■ SHORT TASK
Return each line of the listing below that contains the string "text", copied in full.

■ ENTRIES PROVIDED
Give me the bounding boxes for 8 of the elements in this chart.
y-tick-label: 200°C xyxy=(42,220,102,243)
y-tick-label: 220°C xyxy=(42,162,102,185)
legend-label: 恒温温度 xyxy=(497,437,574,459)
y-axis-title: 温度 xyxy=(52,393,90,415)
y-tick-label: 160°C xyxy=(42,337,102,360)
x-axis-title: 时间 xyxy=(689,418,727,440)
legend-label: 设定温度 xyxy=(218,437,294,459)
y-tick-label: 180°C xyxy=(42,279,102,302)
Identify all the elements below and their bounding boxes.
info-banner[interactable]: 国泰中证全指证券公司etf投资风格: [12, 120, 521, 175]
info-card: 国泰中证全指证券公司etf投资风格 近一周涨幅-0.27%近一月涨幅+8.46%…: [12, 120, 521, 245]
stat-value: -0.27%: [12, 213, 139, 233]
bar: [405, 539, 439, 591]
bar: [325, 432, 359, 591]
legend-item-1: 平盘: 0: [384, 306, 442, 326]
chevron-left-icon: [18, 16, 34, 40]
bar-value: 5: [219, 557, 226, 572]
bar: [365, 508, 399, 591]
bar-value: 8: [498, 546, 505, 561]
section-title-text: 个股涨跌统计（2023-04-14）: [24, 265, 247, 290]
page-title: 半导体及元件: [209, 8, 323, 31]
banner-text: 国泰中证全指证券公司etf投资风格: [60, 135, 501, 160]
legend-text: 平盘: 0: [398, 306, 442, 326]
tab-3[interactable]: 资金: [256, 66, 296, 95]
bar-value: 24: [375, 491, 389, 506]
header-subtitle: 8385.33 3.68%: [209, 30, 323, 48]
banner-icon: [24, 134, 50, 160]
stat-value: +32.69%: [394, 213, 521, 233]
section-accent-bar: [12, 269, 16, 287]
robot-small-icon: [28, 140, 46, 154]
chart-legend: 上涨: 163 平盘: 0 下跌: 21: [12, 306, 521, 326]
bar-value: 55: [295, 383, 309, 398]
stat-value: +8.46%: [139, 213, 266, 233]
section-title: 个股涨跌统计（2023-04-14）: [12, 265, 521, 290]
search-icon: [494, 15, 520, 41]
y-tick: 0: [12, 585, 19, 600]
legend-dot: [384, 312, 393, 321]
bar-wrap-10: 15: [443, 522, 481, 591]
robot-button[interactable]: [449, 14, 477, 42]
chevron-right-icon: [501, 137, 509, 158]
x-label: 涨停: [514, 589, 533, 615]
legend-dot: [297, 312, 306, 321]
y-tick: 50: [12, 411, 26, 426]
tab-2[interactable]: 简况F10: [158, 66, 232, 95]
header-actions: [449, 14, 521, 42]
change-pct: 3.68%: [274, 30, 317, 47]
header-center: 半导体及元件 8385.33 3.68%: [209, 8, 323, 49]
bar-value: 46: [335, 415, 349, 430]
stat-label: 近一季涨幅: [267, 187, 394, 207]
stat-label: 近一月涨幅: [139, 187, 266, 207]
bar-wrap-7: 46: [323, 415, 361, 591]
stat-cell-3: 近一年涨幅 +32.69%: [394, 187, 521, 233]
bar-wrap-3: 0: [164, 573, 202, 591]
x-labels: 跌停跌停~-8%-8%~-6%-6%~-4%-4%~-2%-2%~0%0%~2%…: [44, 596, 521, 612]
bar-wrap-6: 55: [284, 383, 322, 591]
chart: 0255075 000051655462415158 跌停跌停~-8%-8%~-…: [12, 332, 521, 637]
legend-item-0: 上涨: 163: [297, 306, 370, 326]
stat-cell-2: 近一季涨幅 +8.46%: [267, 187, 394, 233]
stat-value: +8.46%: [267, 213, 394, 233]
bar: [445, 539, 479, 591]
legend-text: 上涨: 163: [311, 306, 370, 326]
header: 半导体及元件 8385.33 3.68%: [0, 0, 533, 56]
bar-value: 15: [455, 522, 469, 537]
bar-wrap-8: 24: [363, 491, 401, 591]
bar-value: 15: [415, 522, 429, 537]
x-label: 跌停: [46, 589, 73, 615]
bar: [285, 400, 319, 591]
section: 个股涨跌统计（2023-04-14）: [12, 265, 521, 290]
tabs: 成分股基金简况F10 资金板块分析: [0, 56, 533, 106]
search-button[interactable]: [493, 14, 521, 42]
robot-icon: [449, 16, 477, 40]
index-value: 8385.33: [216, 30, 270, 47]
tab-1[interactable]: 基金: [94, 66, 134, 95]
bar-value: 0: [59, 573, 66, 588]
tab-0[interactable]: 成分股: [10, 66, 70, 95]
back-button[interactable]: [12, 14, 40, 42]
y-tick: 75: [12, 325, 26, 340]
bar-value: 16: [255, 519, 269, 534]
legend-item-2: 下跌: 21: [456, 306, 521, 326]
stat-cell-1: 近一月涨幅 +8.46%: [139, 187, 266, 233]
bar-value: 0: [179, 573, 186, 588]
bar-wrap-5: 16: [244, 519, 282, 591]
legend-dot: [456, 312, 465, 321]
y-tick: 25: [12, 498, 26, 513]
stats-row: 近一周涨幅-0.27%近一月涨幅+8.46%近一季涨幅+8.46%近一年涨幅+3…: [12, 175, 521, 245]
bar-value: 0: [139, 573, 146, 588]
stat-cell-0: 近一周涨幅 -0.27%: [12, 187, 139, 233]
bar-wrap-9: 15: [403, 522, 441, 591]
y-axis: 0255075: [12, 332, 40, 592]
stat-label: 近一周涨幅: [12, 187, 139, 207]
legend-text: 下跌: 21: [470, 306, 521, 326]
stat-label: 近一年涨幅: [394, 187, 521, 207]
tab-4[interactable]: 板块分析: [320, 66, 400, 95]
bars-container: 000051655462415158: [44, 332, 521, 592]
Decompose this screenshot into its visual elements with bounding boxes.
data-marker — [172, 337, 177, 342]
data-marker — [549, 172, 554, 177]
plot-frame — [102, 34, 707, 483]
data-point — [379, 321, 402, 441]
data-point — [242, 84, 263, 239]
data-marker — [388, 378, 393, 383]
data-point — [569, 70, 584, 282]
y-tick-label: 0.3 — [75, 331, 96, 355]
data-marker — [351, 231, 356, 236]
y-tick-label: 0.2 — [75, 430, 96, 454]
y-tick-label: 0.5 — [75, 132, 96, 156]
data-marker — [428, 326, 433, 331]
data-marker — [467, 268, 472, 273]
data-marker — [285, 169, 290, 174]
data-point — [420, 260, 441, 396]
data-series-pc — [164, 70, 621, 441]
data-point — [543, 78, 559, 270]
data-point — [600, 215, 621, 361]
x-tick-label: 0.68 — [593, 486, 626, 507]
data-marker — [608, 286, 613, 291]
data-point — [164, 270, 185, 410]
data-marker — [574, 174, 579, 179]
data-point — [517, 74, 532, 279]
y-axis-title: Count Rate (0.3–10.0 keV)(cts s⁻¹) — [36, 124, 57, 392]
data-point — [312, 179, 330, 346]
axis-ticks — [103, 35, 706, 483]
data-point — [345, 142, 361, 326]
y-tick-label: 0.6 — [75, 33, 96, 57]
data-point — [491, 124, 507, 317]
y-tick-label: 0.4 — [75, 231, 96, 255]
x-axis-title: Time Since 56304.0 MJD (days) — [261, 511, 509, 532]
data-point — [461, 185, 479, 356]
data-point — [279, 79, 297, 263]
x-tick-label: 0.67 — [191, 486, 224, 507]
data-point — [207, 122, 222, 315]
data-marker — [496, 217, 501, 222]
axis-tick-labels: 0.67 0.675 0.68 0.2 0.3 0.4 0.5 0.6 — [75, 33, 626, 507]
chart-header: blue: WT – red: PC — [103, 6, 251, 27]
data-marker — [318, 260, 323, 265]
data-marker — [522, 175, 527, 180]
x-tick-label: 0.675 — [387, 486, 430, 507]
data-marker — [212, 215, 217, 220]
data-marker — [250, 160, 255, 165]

■ EXERCISE RESPONSE
section-title-text: 个股涨跌统计（2023-04-14）: [24, 265, 247, 290]
banner-text: 国泰中证全指证券公司etf投资风格: [60, 135, 501, 160]
legend-text: 平盘: 0: [398, 306, 442, 326]
legend-text: 上涨: 163: [311, 306, 370, 326]
legend-text: 下跌: 21: [470, 306, 521, 326]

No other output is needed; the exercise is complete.